TASK STATEMENT: Exactly as they appear, output all of the entries.

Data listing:
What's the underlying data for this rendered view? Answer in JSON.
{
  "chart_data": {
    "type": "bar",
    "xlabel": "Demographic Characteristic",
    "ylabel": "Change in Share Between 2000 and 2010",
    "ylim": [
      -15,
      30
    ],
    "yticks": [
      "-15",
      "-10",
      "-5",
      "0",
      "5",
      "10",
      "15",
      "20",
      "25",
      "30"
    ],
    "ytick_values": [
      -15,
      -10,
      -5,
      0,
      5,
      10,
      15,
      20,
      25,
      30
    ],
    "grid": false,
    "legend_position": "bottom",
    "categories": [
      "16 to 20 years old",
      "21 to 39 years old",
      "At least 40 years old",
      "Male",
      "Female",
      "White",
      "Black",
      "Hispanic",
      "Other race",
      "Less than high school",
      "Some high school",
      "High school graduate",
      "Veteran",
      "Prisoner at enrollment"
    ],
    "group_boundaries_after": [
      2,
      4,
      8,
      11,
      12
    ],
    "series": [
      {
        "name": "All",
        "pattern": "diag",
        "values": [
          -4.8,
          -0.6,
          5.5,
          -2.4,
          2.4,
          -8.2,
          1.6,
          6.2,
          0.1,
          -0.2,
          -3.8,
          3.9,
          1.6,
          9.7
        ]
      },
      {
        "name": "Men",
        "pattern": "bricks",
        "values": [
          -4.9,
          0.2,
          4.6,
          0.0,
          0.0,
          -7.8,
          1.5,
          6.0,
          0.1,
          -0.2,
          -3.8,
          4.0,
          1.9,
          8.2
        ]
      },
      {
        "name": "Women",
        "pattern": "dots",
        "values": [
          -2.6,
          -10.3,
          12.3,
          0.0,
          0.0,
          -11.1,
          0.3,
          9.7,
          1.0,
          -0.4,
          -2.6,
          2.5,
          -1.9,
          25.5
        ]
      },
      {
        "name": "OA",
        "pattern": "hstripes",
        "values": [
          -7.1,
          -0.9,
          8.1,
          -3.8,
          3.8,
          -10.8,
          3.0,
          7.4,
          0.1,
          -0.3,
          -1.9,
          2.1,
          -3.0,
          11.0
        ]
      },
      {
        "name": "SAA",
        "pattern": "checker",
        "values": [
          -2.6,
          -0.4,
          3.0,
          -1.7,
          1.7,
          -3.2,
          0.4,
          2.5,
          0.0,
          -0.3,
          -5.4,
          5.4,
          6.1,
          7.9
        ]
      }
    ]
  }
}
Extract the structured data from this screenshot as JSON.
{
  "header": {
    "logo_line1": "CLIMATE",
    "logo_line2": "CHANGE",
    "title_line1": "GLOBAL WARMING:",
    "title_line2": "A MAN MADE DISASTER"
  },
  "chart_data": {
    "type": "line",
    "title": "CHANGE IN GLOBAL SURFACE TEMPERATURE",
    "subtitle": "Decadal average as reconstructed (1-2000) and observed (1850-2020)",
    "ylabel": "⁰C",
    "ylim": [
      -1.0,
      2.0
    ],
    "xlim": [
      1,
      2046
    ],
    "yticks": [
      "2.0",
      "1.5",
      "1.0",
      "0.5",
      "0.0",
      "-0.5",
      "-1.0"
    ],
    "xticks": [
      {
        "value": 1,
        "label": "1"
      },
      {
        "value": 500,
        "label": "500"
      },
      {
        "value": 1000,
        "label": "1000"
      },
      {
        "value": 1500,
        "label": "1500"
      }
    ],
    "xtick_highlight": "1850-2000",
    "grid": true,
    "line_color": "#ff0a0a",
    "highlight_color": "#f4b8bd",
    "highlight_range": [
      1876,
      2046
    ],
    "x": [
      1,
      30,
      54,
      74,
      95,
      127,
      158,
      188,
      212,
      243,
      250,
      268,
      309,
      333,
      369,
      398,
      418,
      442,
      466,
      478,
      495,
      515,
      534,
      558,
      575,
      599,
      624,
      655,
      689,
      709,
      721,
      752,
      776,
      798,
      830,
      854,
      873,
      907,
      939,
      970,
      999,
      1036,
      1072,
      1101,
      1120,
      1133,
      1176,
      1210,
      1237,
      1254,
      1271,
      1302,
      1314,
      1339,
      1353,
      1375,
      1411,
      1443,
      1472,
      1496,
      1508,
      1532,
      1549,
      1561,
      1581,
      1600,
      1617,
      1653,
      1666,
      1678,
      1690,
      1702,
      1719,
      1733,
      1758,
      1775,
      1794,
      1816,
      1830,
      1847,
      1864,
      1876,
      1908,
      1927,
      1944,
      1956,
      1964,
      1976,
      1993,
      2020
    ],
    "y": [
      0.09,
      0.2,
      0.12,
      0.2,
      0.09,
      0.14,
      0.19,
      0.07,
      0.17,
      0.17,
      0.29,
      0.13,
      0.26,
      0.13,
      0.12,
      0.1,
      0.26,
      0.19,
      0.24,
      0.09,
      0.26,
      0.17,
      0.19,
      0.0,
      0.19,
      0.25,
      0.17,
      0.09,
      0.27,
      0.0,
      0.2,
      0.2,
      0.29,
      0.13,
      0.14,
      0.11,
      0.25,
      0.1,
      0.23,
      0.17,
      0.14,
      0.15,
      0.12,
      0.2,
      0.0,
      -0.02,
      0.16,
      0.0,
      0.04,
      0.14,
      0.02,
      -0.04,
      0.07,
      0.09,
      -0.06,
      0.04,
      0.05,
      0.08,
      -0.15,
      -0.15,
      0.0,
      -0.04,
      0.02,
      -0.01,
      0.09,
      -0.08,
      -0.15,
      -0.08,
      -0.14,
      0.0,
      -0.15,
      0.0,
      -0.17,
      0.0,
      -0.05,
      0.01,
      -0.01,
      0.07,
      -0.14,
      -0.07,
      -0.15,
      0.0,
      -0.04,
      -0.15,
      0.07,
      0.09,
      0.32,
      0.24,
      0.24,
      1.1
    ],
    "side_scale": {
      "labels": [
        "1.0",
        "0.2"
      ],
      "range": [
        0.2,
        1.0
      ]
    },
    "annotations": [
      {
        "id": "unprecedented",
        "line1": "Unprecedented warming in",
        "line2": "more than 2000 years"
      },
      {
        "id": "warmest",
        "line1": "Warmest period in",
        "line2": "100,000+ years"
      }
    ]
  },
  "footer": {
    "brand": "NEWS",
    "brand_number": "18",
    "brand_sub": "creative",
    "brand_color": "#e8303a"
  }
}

RESULT OF THIS TASK:
What's the underlying data for this rendered view? Answer in JSON.
{
  "chart_data": {
    "type": "bar",
    "xlabel": "Demographic Characteristic",
    "ylabel": "Change in Share Between 2000 and 2010",
    "ylim": [
      -15,
      30
    ],
    "yticks": [
      "-15",
      "-10",
      "-5",
      "0",
      "5",
      "10",
      "15",
      "20",
      "25",
      "30"
    ],
    "ytick_values": [
      -15,
      -10,
      -5,
      0,
      5,
      10,
      15,
      20,
      25,
      30
    ],
    "grid": false,
    "legend_position": "bottom",
    "categories": [
      "16 to 20 years old",
      "21 to 39 years old",
      "At least 40 years old",
      "Male",
      "Female",
      "White",
      "Black",
      "Hispanic",
      "Other race",
      "Less than high school",
      "Some high school",
      "High school graduate",
      "Veteran",
      "Prisoner at enrollment"
    ],
    "group_boundaries_after": [
      2,
      4,
      8,
      11,
      12
    ],
    "series": [
      {
        "name": "All",
        "pattern": "diag",
        "values": [
          -4.8,
          -0.6,
          5.5,
          -2.4,
          2.4,
          -8.2,
          1.6,
          6.2,
          0.1,
          -0.2,
          -3.8,
          3.9,
          1.6,
          9.7
        ]
      },
      {
        "name": "Men",
        "pattern": "bricks",
        "values": [
          -4.9,
          0.2,
          4.6,
          0.0,
          0.0,
          -7.8,
          1.5,
          6.0,
          0.1,
          -0.2,
          -3.8,
          4.0,
          1.9,
          8.2
        ]
      },
      {
        "name": "Women",
        "pattern": "dots",
        "values": [
          -2.6,
          -10.3,
          12.3,
          0.0,
          0.0,
          -11.1,
          0.3,
          9.7,
          1.0,
          -0.4,
          -2.6,
          2.5,
          -1.9,
          25.5
        ]
      },
      {
        "name": "OA",
        "pattern": "hstripes",
        "values": [
          -7.1,
          -0.9,
          8.1,
          -3.8,
          3.8,
          -10.8,
          3.0,
          7.4,
          0.1,
          -0.3,
          -1.9,
          2.1,
          -3.0,
          11.0
        ]
      },
      {
        "name": "SAA",
        "pattern": "checker",
        "values": [
          -2.6,
          -0.4,
          3.0,
          -1.7,
          1.7,
          -3.2,
          0.4,
          2.5,
          0.0,
          -0.3,
          -5.4,
          5.4,
          6.1,
          7.9
        ]
      }
    ]
  }
}
Extract the structured data from this screenshot as JSON.
{
  "header": {
    "logo_line1": "CLIMATE",
    "logo_line2": "CHANGE",
    "title_line1": "GLOBAL WARMING:",
    "title_line2": "A MAN MADE DISASTER"
  },
  "chart_data": {
    "type": "line",
    "title": "CHANGE IN GLOBAL SURFACE TEMPERATURE",
    "subtitle": "Decadal average as reconstructed (1-2000) and observed (1850-2020)",
    "ylabel": "⁰C",
    "ylim": [
      -1.0,
      2.0
    ],
    "xlim": [
      1,
      2046
    ],
    "yticks": [
      "2.0",
      "1.5",
      "1.0",
      "0.5",
      "0.0",
      "-0.5",
      "-1.0"
    ],
    "xticks": [
      {
        "value": 1,
        "label": "1"
      },
      {
        "value": 500,
        "label": "500"
      },
      {
        "value": 1000,
        "label": "1000"
      },
      {
        "value": 1500,
        "label": "1500"
      }
    ],
    "xtick_highlight": "1850-2000",
    "grid": true,
    "line_color": "#ff0a0a",
    "highlight_color": "#f4b8bd",
    "highlight_range": [
      1876,
      2046
    ],
    "x": [
      1,
      30,
      54,
      74,
      95,
      127,
      158,
      188,
      212,
      243,
      250,
      268,
      309,
      333,
      369,
      398,
      418,
      442,
      466,
      478,
      495,
      515,
      534,
      558,
      575,
      599,
      624,
      655,
      689,
      709,
      721,
      752,
      776,
      798,
      830,
      854,
      873,
      907,
      939,
      970,
      999,
      1036,
      1072,
      1101,
      1120,
      1133,
      1176,
      1210,
      1237,
      1254,
      1271,
      1302,
      1314,
      1339,
      1353,
      1375,
      1411,
      1443,
      1472,
      1496,
      1508,
      1532,
      1549,
      1561,
      1581,
      1600,
      1617,
      1653,
      1666,
      1678,
      1690,
      1702,
      1719,
      1733,
      1758,
      1775,
      1794,
      1816,
      1830,
      1847,
      1864,
      1876,
      1908,
      1927,
      1944,
      1956,
      1964,
      1976,
      1993,
      2020
    ],
    "y": [
      0.09,
      0.2,
      0.12,
      0.2,
      0.09,
      0.14,
      0.19,
      0.07,
      0.17,
      0.17,
      0.29,
      0.13,
      0.26,
      0.13,
      0.12,
      0.1,
      0.26,
      0.19,
      0.24,
      0.09,
      0.26,
      0.17,
      0.19,
      0.0,
      0.19,
      0.25,
      0.17,
      0.09,
      0.27,
      0.0,
      0.2,
      0.2,
      0.29,
      0.13,
      0.14,
      0.11,
      0.25,
      0.1,
      0.23,
      0.17,
      0.14,
      0.15,
      0.12,
      0.2,
      0.0,
      -0.02,
      0.16,
      0.0,
      0.04,
      0.14,
      0.02,
      -0.04,
      0.07,
      0.09,
      -0.06,
      0.04,
      0.05,
      0.08,
      -0.15,
      -0.15,
      0.0,
      -0.04,
      0.02,
      -0.01,
      0.09,
      -0.08,
      -0.15,
      -0.08,
      -0.14,
      0.0,
      -0.15,
      0.0,
      -0.17,
      0.0,
      -0.05,
      0.01,
      -0.01,
      0.07,
      -0.14,
      -0.07,
      -0.15,
      0.0,
      -0.04,
      -0.15,
      0.07,
      0.09,
      0.32,
      0.24,
      0.24,
      1.1
    ],
    "side_scale": {
      "labels": [
        "1.0",
        "0.2"
      ],
      "range": [
        0.2,
        1.0
      ]
    },
    "annotations": [
      {
        "id": "unprecedented",
        "line1": "Unprecedented warming in",
        "line2": "more than 2000 years"
      },
      {
        "id": "warmest",
        "line1": "Warmest period in",
        "line2": "100,000+ years"
      }
    ]
  },
  "footer": {
    "brand": "NEWS",
    "brand_number": "18",
    "brand_sub": "creative",
    "brand_color": "#e8303a"
  }
}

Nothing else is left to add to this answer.